Excerpted records:

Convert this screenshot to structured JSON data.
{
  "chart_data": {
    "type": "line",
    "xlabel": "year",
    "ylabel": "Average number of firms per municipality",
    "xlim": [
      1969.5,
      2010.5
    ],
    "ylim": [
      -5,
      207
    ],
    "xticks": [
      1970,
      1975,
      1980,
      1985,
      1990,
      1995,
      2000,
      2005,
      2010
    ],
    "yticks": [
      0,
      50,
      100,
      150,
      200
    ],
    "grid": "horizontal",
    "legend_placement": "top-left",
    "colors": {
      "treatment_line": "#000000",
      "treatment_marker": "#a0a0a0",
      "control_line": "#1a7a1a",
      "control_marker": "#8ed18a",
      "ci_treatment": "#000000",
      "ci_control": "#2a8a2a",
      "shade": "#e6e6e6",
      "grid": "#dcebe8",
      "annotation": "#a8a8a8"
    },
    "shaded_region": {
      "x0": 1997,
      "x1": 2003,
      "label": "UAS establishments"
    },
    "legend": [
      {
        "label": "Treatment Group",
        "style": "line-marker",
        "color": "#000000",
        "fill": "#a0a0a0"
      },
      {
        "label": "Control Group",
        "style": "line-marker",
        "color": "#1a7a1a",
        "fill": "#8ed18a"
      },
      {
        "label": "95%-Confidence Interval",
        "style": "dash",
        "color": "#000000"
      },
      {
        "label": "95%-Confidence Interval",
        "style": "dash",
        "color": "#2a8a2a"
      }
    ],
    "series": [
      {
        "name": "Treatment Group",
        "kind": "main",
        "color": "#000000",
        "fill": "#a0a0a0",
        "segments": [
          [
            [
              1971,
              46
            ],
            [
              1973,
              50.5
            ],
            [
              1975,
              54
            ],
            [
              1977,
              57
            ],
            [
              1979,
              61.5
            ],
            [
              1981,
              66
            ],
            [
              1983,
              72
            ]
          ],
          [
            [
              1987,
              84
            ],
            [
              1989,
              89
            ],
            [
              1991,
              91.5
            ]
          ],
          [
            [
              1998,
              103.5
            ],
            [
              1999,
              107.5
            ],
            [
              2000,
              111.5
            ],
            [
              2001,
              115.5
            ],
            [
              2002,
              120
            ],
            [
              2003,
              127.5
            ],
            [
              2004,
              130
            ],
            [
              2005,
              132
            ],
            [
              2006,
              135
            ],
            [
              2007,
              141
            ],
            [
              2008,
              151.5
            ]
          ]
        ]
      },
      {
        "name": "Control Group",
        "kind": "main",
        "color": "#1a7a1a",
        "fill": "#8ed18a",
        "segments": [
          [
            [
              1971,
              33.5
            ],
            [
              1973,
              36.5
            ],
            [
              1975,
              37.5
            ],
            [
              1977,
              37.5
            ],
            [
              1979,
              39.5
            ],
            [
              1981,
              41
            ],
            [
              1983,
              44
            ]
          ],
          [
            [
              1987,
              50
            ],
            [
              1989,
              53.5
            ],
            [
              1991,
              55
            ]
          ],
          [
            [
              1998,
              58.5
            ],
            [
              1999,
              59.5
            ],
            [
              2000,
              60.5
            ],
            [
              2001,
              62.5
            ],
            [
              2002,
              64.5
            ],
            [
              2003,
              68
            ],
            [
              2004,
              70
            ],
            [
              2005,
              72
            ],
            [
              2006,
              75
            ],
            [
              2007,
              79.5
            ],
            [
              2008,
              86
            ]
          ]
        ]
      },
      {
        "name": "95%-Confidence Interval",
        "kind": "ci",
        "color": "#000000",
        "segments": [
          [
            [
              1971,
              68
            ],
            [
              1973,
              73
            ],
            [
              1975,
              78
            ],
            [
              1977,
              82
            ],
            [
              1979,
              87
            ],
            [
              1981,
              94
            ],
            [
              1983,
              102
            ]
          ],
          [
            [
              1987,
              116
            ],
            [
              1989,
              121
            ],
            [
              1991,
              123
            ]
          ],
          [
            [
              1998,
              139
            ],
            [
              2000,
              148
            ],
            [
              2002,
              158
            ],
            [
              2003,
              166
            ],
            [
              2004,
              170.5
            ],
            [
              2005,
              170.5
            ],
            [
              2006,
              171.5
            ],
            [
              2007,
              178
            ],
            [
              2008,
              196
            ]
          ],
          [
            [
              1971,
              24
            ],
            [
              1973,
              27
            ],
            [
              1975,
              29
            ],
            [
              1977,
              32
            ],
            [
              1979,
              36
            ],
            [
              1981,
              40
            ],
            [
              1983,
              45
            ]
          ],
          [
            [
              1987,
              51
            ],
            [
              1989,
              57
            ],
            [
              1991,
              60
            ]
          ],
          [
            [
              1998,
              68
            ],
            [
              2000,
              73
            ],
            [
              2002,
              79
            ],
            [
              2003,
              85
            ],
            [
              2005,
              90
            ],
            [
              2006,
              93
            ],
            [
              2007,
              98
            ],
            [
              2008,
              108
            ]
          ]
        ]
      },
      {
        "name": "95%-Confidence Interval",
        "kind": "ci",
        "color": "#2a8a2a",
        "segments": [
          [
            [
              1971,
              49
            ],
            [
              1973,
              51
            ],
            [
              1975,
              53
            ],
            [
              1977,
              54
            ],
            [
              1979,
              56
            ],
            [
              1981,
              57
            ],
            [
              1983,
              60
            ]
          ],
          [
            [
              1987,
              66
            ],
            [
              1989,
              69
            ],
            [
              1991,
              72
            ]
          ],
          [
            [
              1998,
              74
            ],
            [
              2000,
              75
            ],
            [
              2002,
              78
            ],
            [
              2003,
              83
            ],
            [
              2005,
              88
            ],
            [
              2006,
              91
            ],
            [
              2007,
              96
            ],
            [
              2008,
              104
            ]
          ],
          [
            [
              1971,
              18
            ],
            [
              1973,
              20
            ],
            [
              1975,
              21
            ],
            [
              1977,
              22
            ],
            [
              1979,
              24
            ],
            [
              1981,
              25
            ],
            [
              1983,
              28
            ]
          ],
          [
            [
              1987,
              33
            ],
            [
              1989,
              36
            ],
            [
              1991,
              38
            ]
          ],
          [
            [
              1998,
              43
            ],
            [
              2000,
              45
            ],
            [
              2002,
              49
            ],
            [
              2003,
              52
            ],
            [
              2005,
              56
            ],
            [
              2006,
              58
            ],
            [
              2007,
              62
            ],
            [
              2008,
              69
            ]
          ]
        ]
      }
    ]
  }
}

What the task requires: Repeat each entry word for word.

Reply:
Convert this screenshot to structured JSON data.
{
  "chart_data": {
    "type": "line",
    "xlabel": "year",
    "ylabel": "Average number of firms per municipality",
    "xlim": [
      1969.5,
      2010.5
    ],
    "ylim": [
      -5,
      207
    ],
    "xticks": [
      1970,
      1975,
      1980,
      1985,
      1990,
      1995,
      2000,
      2005,
      2010
    ],
    "yticks": [
      0,
      50,
      100,
      150,
      200
    ],
    "grid": "horizontal",
    "legend_placement": "top-left",
    "colors": {
      "treatment_line": "#000000",
      "treatment_marker": "#a0a0a0",
      "control_line": "#1a7a1a",
      "control_marker": "#8ed18a",
      "ci_treatment": "#000000",
      "ci_control": "#2a8a2a",
      "shade": "#e6e6e6",
      "grid": "#dcebe8",
      "annotation": "#a8a8a8"
    },
    "shaded_region": {
      "x0": 1997,
      "x1": 2003,
      "label": "UAS establishments"
    },
    "legend": [
      {
        "label": "Treatment Group",
        "style": "line-marker",
        "color": "#000000",
        "fill": "#a0a0a0"
      },
      {
        "label": "Control Group",
        "style": "line-marker",
        "color": "#1a7a1a",
        "fill": "#8ed18a"
      },
      {
        "label": "95%-Confidence Interval",
        "style": "dash",
        "color": "#000000"
      },
      {
        "label": "95%-Confidence Interval",
        "style": "dash",
        "color": "#2a8a2a"
      }
    ],
    "series": [
      {
        "name": "Treatment Group",
        "kind": "main",
        "color": "#000000",
        "fill": "#a0a0a0",
        "segments": [
          [
            [
              1971,
              46
            ],
            [
              1973,
              50.5
            ],
            [
              1975,
              54
            ],
            [
              1977,
              57
            ],
            [
              1979,
              61.5
            ],
            [
              1981,
              66
            ],
            [
              1983,
              72
            ]
          ],
          [
            [
              1987,
              84
            ],
            [
              1989,
              89
            ],
            [
              1991,
              91.5
            ]
          ],
          [
            [
              1998,
              103.5
            ],
            [
              1999,
              107.5
            ],
            [
              2000,
              111.5
            ],
            [
              2001,
              115.5
            ],
            [
              2002,
              120
            ],
            [
              2003,
              127.5
            ],
            [
              2004,
              130
            ],
            [
              2005,
              132
            ],
            [
              2006,
              135
            ],
            [
              2007,
              141
            ],
            [
              2008,
              151.5
            ]
          ]
        ]
      },
      {
        "name": "Control Group",
        "kind": "main",
        "color": "#1a7a1a",
        "fill": "#8ed18a",
        "segments": [
          [
            [
              1971,
              33.5
            ],
            [
              1973,
              36.5
            ],
            [
              1975,
              37.5
            ],
            [
              1977,
              37.5
            ],
            [
              1979,
              39.5
            ],
            [
              1981,
              41
            ],
            [
              1983,
              44
            ]
          ],
          [
            [
              1987,
              50
            ],
            [
              1989,
              53.5
            ],
            [
              1991,
              55
            ]
          ],
          [
            [
              1998,
              58.5
            ],
            [
              1999,
              59.5
            ],
            [
              2000,
              60.5
            ],
            [
              2001,
              62.5
            ],
            [
              2002,
              64.5
            ],
            [
              2003,
              68
            ],
            [
              2004,
              70
            ],
            [
              2005,
              72
            ],
            [
              2006,
              75
            ],
            [
              2007,
              79.5
            ],
            [
              2008,
              86
            ]
          ]
        ]
      },
      {
        "name": "95%-Confidence Interval",
        "kind": "ci",
        "color": "#000000",
        "segments": [
          [
            [
              1971,
              68
            ],
            [
              1973,
              73
            ],
            [
              1975,
              78
            ],
            [
              1977,
              82
            ],
            [
              1979,
              87
            ],
            [
              1981,
              94
            ],
            [
              1983,
              102
            ]
          ],
          [
            [
              1987,
              116
            ],
            [
              1989,
              121
            ],
            [
              1991,
              123
            ]
          ],
          [
            [
              1998,
              139
            ],
            [
              2000,
              148
            ],
            [
              2002,
              158
            ],
            [
              2003,
              166
            ],
            [
              2004,
              170.5
            ],
            [
              2005,
              170.5
            ],
            [
              2006,
              171.5
            ],
            [
              2007,
              178
            ],
            [
              2008,
              196
            ]
          ],
          [
            [
              1971,
              24
            ],
            [
              1973,
              27
            ],
            [
              1975,
              29
            ],
            [
              1977,
              32
            ],
            [
              1979,
              36
            ],
            [
              1981,
              40
            ],
            [
              1983,
              45
            ]
          ],
          [
            [
              1987,
              51
            ],
            [
              1989,
              57
            ],
            [
              1991,
              60
            ]
          ],
          [
            [
              1998,
              68
            ],
            [
              2000,
              73
            ],
            [
              2002,
              79
            ],
            [
              2003,
              85
            ],
            [
              2005,
              90
            ],
            [
              2006,
              93
            ],
            [
              2007,
              98
            ],
            [
              2008,
              108
            ]
          ]
        ]
      },
      {
        "name": "95%-Confidence Interval",
        "kind": "ci",
        "color": "#2a8a2a",
        "segments": [
          [
            [
              1971,
              49
            ],
            [
              1973,
              51
            ],
            [
              1975,
              53
            ],
            [
              1977,
              54
            ],
            [
              1979,
              56
            ],
            [
              1981,
              57
            ],
            [
              1983,
              60
            ]
          ],
          [
            [
              1987,
              66
            ],
            [
              1989,
              69
            ],
            [
              1991,
              72
            ]
          ],
          [
            [
              1998,
              74
            ],
            [
              2000,
              75
            ],
            [
              2002,
              78
            ],
            [
              2003,
              83
            ],
            [
              2005,
              88
            ],
            [
              2006,
              91
            ],
            [
              2007,
              96
            ],
            [
              2008,
              104
            ]
          ],
          [
            [
              1971,
              18
            ],
            [
              1973,
              20
            ],
            [
              1975,
              21
            ],
            [
              1977,
              22
            ],
            [
              1979,
              24
            ],
            [
              1981,
              25
            ],
            [
              1983,
              28
            ]
          ],
          [
            [
              1987,
              33
            ],
            [
              1989,
              36
            ],
            [
              1991,
              38
            ]
          ],
          [
            [
              1998,
              43
            ],
            [
              2000,
              45
            ],
            [
              2002,
              49
            ],
            [
              2003,
              52
            ],
            [
              2005,
              56
            ],
            [
              2006,
              58
            ],
            [
              2007,
              62
            ],
            [
              2008,
              69
            ]
          ]
        ]
      }
    ]
  }
}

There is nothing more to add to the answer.